> [TASK DIRECTIONS] Go through the records and extract every line with the word "MEHMET".

> [THE DATA]

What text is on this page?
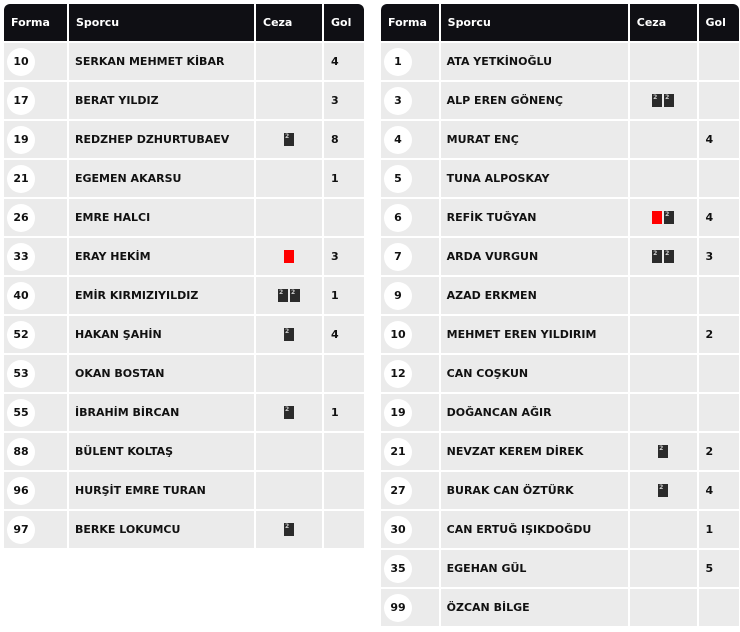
Forma	Sporcu	Ceza	Gol

10	SERKAN MEHMET KİBAR		4

17	BERAT YILDIZ		3

19	REDZHEP DZHURTUBAEV	2	8

21	EGEMEN AKARSU		1

26	EMRE HALCI		

33	ERAY HEKİM		3

40	EMİR KIRMIZIYILDIZ	22	1

52	HAKAN ŞAHİN	2	4

53	OKAN BOSTAN		

55	İBRAHİM BİRCAN	2	1

88	BÜLENT KOLTAŞ		

96	HURŞİT EMRE TURAN		

97	BERKE LOKUMCU	2	
Forma	Sporcu	Ceza	Gol

1	ATA YETKİNOĞLU		

3	ALP EREN GÖNENÇ	22	

4	MURAT ENÇ		4

5	TUNA ALPOSKAY		

6	REFİK TUĞYAN	2	4

7	ARDA VURGUN	22	3

9	AZAD ERKMEN		

10	MEHMET EREN YILDIRIM		2

12	CAN COŞKUN		

19	DOĞANCAN AĞIR		

21	NEVZAT KEREM DİREK	2	2

27	BURAK CAN ÖZTÜRK	2	4

30	CAN ERTUĞ IŞIKDOĞDU		1

35	EGEHAN GÜL		5

99	ÖZCAN BİLGE		
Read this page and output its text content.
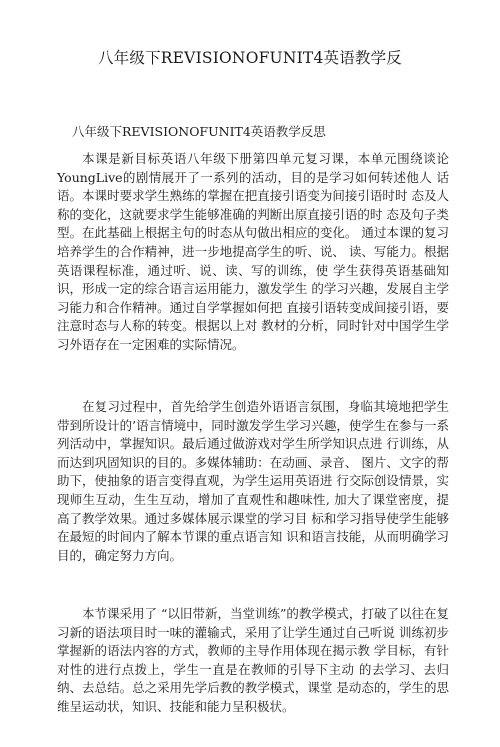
八年级下REVISIONOFUNIT4英语教学反
八年级下REVISIONOFUNIT4英语教学反思

本课是新目标英语八年级下册第四单元复习课，本单元围绕谈论YoungLive的剧情展开了一系列的活动，目的是学习如何转述他人 话语。本课时要求学生熟练的掌握在把直接引语变为间接引语时时 态及人称的变化，这就要求学生能够准确的判断出原直接引语的时 态及句子类型。在此基础上根据主句的时态从句做出相应的变化。 通过本课的复习培养学生的合作精神，进一步地提高学生的听、说、 读、写能力。根据英语课程标准，通过听、说、读、写的训练，使 学生获得英语基础知识，形成一定的综合语言运用能力，激发学生 的学习兴趣，发展自主学习能力和合作精神。通过自学掌握如何把 直接引语转变成间接引语，要注意时态与人称的转变。根据以上对 教材的分析，同时针对中国学生学习外语存在一定困难的实际情况。

在复习过程中，首先给学生创造外语语言氛围，身临其境地把学生带到所设计的’语言情境中，同时激发学生学习兴趣，使学生在参与一系列活动中，掌握知识。最后通过做游戏对学生所学知识点进 行训练，从而达到巩固知识的目的。多媒体辅助：在动画、录音、 图片、文字的帮助下，使抽象的语言变得直观，为学生运用英语进 行交际创设情景，实现师生互动，生生互动，增加了直观性和趣味性, 加大了课堂密度，提高了教学效果。通过多媒体展示课堂的学习目 标和学习指导使学生能够在最短的时间内了解本节课的重点语言知 识和语言技能，从而明确学习目的，确定努力方向。

本节课采用了 “以旧带新，当堂训练”的教学模式，打破了以往在复习新的语法项目时一味的灌输式，采用了让学生通过自己听说 训练初步掌握新的语法内容的方式，教师的主导作用体现在揭示教 学目标，有针对性的进行点拨上，学生一直是在教师的引导下主动 的去学习、去归纳、去总结。总之采用先学后教的教学模式，课堂 是动态的，学生的思维呈运动状，知识、技能和能力呈积极状。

> [RESPONSE]
10	SERKAN MEHMET KİBAR		4
10	MEHMET EREN YILDIRIM		2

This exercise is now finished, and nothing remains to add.